- [TASK MATERIAL]:
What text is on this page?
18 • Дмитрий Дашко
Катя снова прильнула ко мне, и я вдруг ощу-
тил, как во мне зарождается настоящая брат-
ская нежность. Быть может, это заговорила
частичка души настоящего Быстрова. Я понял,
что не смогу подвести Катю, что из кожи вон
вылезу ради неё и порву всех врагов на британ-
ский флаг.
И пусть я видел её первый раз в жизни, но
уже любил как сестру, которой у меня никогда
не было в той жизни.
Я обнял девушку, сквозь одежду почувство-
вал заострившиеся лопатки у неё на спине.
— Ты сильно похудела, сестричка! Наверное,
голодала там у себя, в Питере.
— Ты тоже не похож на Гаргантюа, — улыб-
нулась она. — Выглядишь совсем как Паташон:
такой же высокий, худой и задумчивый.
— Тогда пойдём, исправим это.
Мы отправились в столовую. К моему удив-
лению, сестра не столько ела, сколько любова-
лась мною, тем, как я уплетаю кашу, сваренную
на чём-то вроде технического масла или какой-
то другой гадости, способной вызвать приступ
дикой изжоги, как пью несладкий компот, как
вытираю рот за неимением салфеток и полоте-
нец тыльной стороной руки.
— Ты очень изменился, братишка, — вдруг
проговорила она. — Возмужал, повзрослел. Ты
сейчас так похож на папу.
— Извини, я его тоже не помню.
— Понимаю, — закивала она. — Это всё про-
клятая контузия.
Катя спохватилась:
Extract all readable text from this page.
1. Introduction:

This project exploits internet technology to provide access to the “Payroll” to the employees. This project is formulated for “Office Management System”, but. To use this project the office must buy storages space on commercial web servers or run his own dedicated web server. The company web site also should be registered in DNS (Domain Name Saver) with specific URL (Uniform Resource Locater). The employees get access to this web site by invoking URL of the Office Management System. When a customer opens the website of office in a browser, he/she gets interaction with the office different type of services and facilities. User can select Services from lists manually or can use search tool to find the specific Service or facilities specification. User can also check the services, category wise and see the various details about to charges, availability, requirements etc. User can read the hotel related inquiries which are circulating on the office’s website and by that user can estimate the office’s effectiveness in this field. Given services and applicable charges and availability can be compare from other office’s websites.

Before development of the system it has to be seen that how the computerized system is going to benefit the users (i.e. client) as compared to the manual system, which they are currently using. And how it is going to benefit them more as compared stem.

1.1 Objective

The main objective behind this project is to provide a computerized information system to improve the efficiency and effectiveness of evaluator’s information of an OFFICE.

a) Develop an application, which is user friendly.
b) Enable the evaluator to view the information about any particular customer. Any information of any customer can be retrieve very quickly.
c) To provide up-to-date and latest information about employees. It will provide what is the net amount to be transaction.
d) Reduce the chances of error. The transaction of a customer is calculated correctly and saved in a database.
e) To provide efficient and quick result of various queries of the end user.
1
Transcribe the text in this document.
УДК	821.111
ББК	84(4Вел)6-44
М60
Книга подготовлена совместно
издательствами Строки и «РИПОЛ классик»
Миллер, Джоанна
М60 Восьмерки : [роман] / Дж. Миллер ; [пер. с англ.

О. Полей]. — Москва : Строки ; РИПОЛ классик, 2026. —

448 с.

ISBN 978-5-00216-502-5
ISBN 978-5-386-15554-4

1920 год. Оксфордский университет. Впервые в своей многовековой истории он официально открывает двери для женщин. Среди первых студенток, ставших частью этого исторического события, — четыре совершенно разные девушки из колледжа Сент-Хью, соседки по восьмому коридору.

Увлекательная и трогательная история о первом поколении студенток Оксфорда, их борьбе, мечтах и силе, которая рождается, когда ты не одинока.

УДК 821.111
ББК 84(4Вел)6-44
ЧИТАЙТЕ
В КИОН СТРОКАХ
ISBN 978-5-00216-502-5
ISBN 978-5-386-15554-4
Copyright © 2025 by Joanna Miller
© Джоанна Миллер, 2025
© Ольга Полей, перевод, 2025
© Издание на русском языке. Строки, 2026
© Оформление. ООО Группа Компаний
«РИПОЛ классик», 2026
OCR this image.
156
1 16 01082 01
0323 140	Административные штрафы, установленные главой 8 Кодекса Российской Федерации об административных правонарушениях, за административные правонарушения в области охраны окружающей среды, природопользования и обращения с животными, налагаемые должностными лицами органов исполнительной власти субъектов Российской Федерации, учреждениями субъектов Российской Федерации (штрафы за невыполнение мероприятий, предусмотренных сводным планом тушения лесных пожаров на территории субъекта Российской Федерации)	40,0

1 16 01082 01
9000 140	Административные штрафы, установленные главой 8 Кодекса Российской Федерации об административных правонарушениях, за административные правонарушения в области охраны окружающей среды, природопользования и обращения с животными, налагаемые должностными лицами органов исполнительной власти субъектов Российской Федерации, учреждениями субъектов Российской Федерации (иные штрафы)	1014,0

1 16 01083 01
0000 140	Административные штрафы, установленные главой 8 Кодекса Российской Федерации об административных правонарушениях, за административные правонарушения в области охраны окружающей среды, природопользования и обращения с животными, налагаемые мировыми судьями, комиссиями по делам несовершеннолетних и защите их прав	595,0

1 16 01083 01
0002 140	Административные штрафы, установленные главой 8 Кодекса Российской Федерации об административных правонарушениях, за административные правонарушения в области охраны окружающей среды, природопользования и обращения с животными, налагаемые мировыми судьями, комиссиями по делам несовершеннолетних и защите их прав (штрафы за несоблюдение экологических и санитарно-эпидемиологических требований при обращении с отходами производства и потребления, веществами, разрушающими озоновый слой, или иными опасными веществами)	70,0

- [AIM OF THE TASK]:
Locate the word "классик" in the records and collect each line it appears in.

- [OUTPUT BELOW]:
издательствами Строки и «РИПОЛ классик»
О. Полей]. — Москва : Строки ; РИПОЛ классик, 2026. —
«РИПОЛ классик», 2026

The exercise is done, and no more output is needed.